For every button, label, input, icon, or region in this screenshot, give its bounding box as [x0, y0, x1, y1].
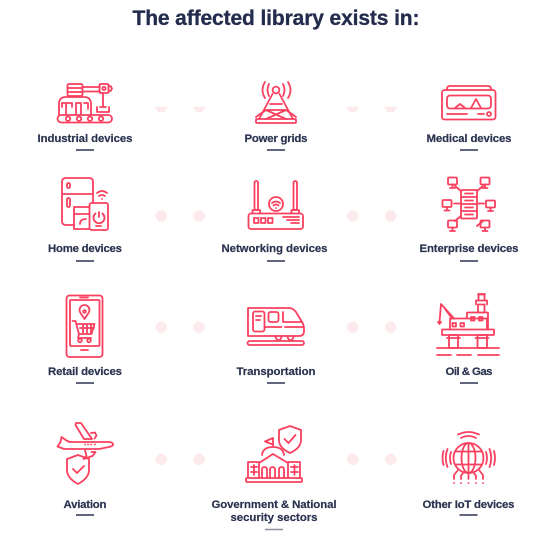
decorative connector dots	[156, 107, 397, 465]
icon: fridge, washer and phone	[62, 178, 108, 230]
label: Home devices	[48, 243, 122, 255]
underline	[460, 149, 478, 151]
panel: enterprise devices	[420, 178, 518, 261]
underline	[76, 382, 94, 384]
panel: other iot devices	[422, 432, 514, 515]
label: Government & National	[212, 499, 336, 511]
underline	[460, 514, 478, 516]
underline	[267, 149, 285, 151]
label: Other IoT devices	[422, 499, 514, 511]
second label line: security sectors	[230, 512, 318, 524]
underline	[265, 528, 283, 530]
panel: networking devices	[222, 181, 328, 261]
icon: medical monitor	[442, 86, 496, 120]
label: Transportation	[236, 366, 316, 378]
panel: government and national security sectors	[212, 426, 336, 530]
icon: server network	[442, 178, 495, 231]
icon: transmission tower	[256, 82, 296, 123]
label: Power grids	[244, 133, 308, 145]
panel: power grids	[244, 82, 308, 150]
panel: oil and gas	[437, 294, 499, 383]
underline	[267, 260, 285, 262]
label: Enterprise devices	[420, 243, 518, 255]
label: Industrial devices	[38, 133, 132, 145]
panel: industrial devices	[38, 84, 132, 150]
icon: capitol building with shield	[246, 426, 302, 482]
icon: wifi router	[248, 181, 303, 229]
label: Medical devices	[426, 133, 512, 145]
underline	[76, 514, 94, 516]
icon: tablet with shopping cart	[66, 296, 102, 357]
panel: retail devices	[48, 296, 122, 383]
underline	[76, 260, 94, 262]
icon: robot arm on tracks	[58, 84, 112, 122]
icon: connected globe	[442, 432, 495, 483]
icon: offshore oil platform	[437, 294, 499, 355]
icon: airplane with shield	[58, 423, 113, 484]
panel: aviation	[58, 423, 113, 515]
panel: home devices	[48, 178, 122, 261]
underline	[267, 382, 285, 384]
label: Retail devices	[48, 366, 122, 378]
icon: high speed train	[248, 308, 304, 345]
label: Aviation	[64, 499, 107, 511]
underline	[460, 382, 478, 384]
label: Networking devices	[222, 243, 328, 255]
panel: medical devices	[426, 86, 512, 150]
underline	[460, 260, 478, 262]
title: The affected library exists in:	[132, 7, 420, 30]
label: Oil & Gas	[446, 366, 492, 378]
panel: transportation	[236, 308, 316, 383]
underline	[76, 149, 94, 151]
· · · · ·
▸ **Requirement**
Copy the stretch of the listing from the line containing "107, 397, 465]" through the line containing "84, 132, 150]", reproducing each line precisely.

▸ **Solved problem**
decorative connector dots	[156, 107, 397, 465]
icon: fridge, washer and phone	[62, 178, 108, 230]
label: Home devices	[48, 243, 122, 255]
underline	[460, 149, 478, 151]
panel: enterprise devices	[420, 178, 518, 261]
underline	[76, 382, 94, 384]
panel: other iot devices	[422, 432, 514, 515]
label: Government & National	[212, 499, 336, 511]
underline	[460, 514, 478, 516]
underline	[267, 149, 285, 151]
label: Other IoT devices	[422, 499, 514, 511]
second label line: security sectors	[230, 512, 318, 524]
underline	[265, 528, 283, 530]
panel: networking devices	[222, 181, 328, 261]
icon: medical monitor	[442, 86, 496, 120]
label: Transportation	[236, 366, 316, 378]
panel: government and national security sectors	[212, 426, 336, 530]
icon: server network	[442, 178, 495, 231]
icon: transmission tower	[256, 82, 296, 123]
label: Power grids	[244, 133, 308, 145]
panel: power grids	[244, 82, 308, 150]
panel: oil and gas	[437, 294, 499, 383]
underline	[267, 260, 285, 262]
label: Enterprise devices	[420, 243, 518, 255]
label: Industrial devices	[38, 133, 132, 145]
panel: industrial devices	[38, 84, 132, 150]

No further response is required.